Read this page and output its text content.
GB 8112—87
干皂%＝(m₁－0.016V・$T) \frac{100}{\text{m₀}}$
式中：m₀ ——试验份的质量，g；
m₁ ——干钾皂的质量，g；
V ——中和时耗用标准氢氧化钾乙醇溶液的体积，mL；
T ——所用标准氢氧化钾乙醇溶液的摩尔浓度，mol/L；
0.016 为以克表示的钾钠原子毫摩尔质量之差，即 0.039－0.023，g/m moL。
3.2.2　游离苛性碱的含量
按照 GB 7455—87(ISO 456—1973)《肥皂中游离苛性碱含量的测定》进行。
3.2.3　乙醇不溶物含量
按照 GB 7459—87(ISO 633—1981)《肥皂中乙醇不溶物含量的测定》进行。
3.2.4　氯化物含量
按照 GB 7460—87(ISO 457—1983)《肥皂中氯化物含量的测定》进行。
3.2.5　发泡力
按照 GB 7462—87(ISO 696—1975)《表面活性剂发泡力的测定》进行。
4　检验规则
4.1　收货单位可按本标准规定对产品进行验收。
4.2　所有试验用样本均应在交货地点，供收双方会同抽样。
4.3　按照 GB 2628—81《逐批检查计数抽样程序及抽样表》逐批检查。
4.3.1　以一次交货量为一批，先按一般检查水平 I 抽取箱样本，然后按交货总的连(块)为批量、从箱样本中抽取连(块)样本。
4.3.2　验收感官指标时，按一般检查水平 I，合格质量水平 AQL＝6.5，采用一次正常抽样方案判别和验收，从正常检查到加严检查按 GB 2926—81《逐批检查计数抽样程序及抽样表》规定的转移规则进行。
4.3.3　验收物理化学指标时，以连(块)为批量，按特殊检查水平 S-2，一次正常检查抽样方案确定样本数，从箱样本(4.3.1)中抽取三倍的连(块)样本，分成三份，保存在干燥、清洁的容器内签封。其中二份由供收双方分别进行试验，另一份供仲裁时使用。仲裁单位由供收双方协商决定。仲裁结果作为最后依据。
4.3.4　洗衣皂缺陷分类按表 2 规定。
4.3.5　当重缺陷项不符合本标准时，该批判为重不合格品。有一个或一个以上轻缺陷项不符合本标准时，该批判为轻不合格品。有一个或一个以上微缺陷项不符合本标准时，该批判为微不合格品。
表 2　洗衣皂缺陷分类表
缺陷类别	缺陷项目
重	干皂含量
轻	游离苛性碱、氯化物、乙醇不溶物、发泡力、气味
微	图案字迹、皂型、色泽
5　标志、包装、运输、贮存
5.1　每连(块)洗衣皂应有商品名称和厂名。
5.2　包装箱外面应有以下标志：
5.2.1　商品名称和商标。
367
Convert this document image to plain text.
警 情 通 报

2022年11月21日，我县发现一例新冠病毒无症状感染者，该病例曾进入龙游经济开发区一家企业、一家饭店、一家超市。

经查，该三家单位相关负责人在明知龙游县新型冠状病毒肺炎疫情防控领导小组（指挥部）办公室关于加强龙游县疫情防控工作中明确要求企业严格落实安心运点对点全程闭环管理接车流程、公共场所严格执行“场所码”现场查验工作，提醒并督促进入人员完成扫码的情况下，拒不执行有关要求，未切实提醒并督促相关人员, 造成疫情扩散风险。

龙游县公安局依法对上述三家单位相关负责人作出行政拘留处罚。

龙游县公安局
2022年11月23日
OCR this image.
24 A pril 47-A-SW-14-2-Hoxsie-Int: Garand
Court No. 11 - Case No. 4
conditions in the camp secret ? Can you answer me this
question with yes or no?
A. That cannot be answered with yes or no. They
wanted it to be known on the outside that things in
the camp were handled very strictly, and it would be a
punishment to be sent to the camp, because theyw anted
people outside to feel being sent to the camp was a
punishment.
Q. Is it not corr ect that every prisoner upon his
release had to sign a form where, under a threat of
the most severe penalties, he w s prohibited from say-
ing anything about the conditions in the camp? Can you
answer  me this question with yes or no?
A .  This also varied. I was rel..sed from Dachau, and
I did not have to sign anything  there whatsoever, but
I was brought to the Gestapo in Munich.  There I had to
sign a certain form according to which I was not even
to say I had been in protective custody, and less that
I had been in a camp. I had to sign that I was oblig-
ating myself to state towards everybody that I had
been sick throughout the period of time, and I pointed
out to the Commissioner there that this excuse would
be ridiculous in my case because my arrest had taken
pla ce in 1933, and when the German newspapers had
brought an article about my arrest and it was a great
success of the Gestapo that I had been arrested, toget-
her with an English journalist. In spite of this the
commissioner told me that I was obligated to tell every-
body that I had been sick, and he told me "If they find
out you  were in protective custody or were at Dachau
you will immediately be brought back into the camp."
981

* **Prompt**
Reproduce all of the records exactly.

* **Solved problem**
Read this page and output its text content.
GB 8112—87
干皂%＝(m₁－0.016V・$T) \frac{100}{\text{m₀}}$
式中：m₀ ——试验份的质量，g；
m₁ ——干钾皂的质量，g；
V ——中和时耗用标准氢氧化钾乙醇溶液的体积，mL；
T ——所用标准氢氧化钾乙醇溶液的摩尔浓度，mol/L；
0.016 为以克表示的钾钠原子毫摩尔质量之差，即 0.039－0.023，g/m moL。
3.2.2　游离苛性碱的含量
按照 GB 7455—87(ISO 456—1973)《肥皂中游离苛性碱含量的测定》进行。
3.2.3　乙醇不溶物含量
按照 GB 7459—87(ISO 633—1981)《肥皂中乙醇不溶物含量的测定》进行。
3.2.4　氯化物含量
按照 GB 7460—87(ISO 457—1983)《肥皂中氯化物含量的测定》进行。
3.2.5　发泡力
按照 GB 7462—87(ISO 696—1975)《表面活性剂发泡力的测定》进行。
4　检验规则
4.1　收货单位可按本标准规定对产品进行验收。
4.2　所有试验用样本均应在交货地点，供收双方会同抽样。
4.3　按照 GB 2628—81《逐批检查计数抽样程序及抽样表》逐批检查。
4.3.1　以一次交货量为一批，先按一般检查水平 I 抽取箱样本，然后按交货总的连(块)为批量、从箱样本中抽取连(块)样本。
4.3.2　验收感官指标时，按一般检查水平 I，合格质量水平 AQL＝6.5，采用一次正常抽样方案判别和验收，从正常检查到加严检查按 GB 2926—81《逐批检查计数抽样程序及抽样表》规定的转移规则进行。
4.3.3　验收物理化学指标时，以连(块)为批量，按特殊检查水平 S-2，一次正常检查抽样方案确定样本数，从箱样本(4.3.1)中抽取三倍的连(块)样本，分成三份，保存在干燥、清洁的容器内签封。其中二份由供收双方分别进行试验，另一份供仲裁时使用。仲裁单位由供收双方协商决定。仲裁结果作为最后依据。
4.3.4　洗衣皂缺陷分类按表 2 规定。
4.3.5　当重缺陷项不符合本标准时，该批判为重不合格品。有一个或一个以上轻缺陷项不符合本标准时，该批判为轻不合格品。有一个或一个以上微缺陷项不符合本标准时，该批判为微不合格品。
表 2　洗衣皂缺陷分类表
缺陷类别	缺陷项目
重	干皂含量
轻	游离苛性碱、氯化物、乙醇不溶物、发泡力、气味
微	图案字迹、皂型、色泽
5　标志、包装、运输、贮存
5.1　每连(块)洗衣皂应有商品名称和厂名。
5.2　包装箱外面应有以下标志：
5.2.1　商品名称和商标。
367
Convert this document image to plain text.
警 情 通 报

2022年11月21日，我县发现一例新冠病毒无症状感染者，该病例曾进入龙游经济开发区一家企业、一家饭店、一家超市。

经查，该三家单位相关负责人在明知龙游县新型冠状病毒肺炎疫情防控领导小组（指挥部）办公室关于加强龙游县疫情防控工作中明确要求企业严格落实安心运点对点全程闭环管理接车流程、公共场所严格执行“场所码”现场查验工作，提醒并督促进入人员完成扫码的情况下，拒不执行有关要求，未切实提醒并督促相关人员, 造成疫情扩散风险。

龙游县公安局依法对上述三家单位相关负责人作出行政拘留处罚。

龙游县公安局
2022年11月23日
OCR this image.
24 A pril 47-A-SW-14-2-Hoxsie-Int: Garand
Court No. 11 - Case No. 4
conditions in the camp secret ? Can you answer me this
question with yes or no?
A. That cannot be answered with yes or no. They
wanted it to be known on the outside that things in
the camp were handled very strictly, and it would be a
punishment to be sent to the camp, because theyw anted
people outside to feel being sent to the camp was a
punishment.
Q. Is it not corr ect that every prisoner upon his
release had to sign a form where, under a threat of
the most severe penalties, he w s prohibited from say-
ing anything about the conditions in the camp? Can you
answer  me this question with yes or no?
A .  This also varied. I was rel..sed from Dachau, and
I did not have to sign anything  there whatsoever, but
I was brought to the Gestapo in Munich.  There I had to
sign a certain form according to which I was not even
to say I had been in protective custody, and less that
I had been in a camp. I had to sign that I was oblig-
ating myself to state towards everybody that I had
been sick throughout the period of time, and I pointed
out to the Commissioner there that this excuse would
be ridiculous in my case because my arrest had taken
pla ce in 1933, and when the German newspapers had
brought an article about my arrest and it was a great
success of the Gestapo that I had been arrested, toget-
her with an English journalist. In spite of this the
commissioner told me that I was obligated to tell every-
body that I had been sick, and he told me "If they find
out you  were in protective custody or were at Dachau
you will immediately be brought back into the camp."
981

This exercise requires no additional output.